## Exercise brief
Your answer must consist solely of the number of lines that contain the word "help".

--- start of Data excerpts ---

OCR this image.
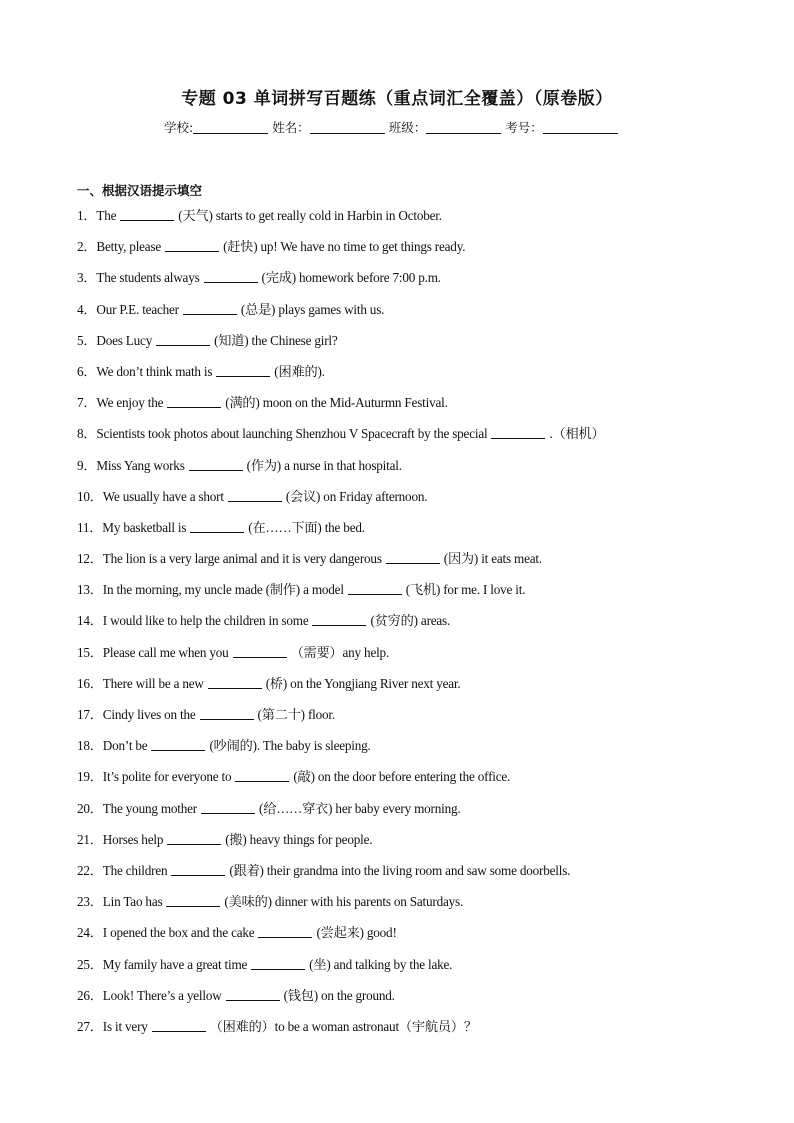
专题 03 单词拼写百题练（重点词汇全覆盖）（原卷版）
学校:	姓名：	班级：	考号：
一、根据汉语提示填空
1．The	(天气) starts to get really cold in Harbin in October.
2．Betty, please	(赶快) up! We have no time to get things ready.
3．The students always	(完成) homework before 7:00 p.m.
4．Our P.E. teacher	(总是) plays games with us.
5．Does Lucy	(知道) the Chinese girl?
6．We don’t think math is	(困难的).
7．We enjoy the	(满的) moon on the Mid-Auturmn Festival.
8．Scientists took photos about launching Shenzhou V Spacecraft by the special	.（相机）
9．Miss Yang works	(作为) a nurse in that hospital.
10．We usually have a short	(会议) on Friday afternoon.
11．My basketball is	(在……下面) the bed.
12．The lion is a very large animal and it is very dangerous	(因为) it eats meat.
13．In the morning, my uncle made (制作) a model	(飞机) for me. I love it.
14．I would like to help the children in some	(贫穷的) areas.
15．Please call me when you	（需要）any help.
16．There will be a new	(桥) on the Yongjiang River next year.
17．Cindy lives on the	(第二十) floor.
18．Don’t be	(吵闹的). The baby is sleeping.
19．It’s polite for everyone to	(敲) on the door before entering the office.
20．The young mother	(给……穿衣) her baby every morning.
21．Horses help	(搬) heavy things for people.
22．The children	(跟着) their grandma into the living room and saw some doorbells.
23．Lin Tao has	(美味的) dinner with his parents on Saturdays.
24．I opened the box and the cake	(尝起来) good!
25．My family have a great time	(坐) and talking by the lake.
26．Look! There’s a yellow	(钱包) on the ground.
27．Is it very	（困难的）to be a woman astronaut（宇航员）？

--- end of Data excerpts ---

## Written solution
3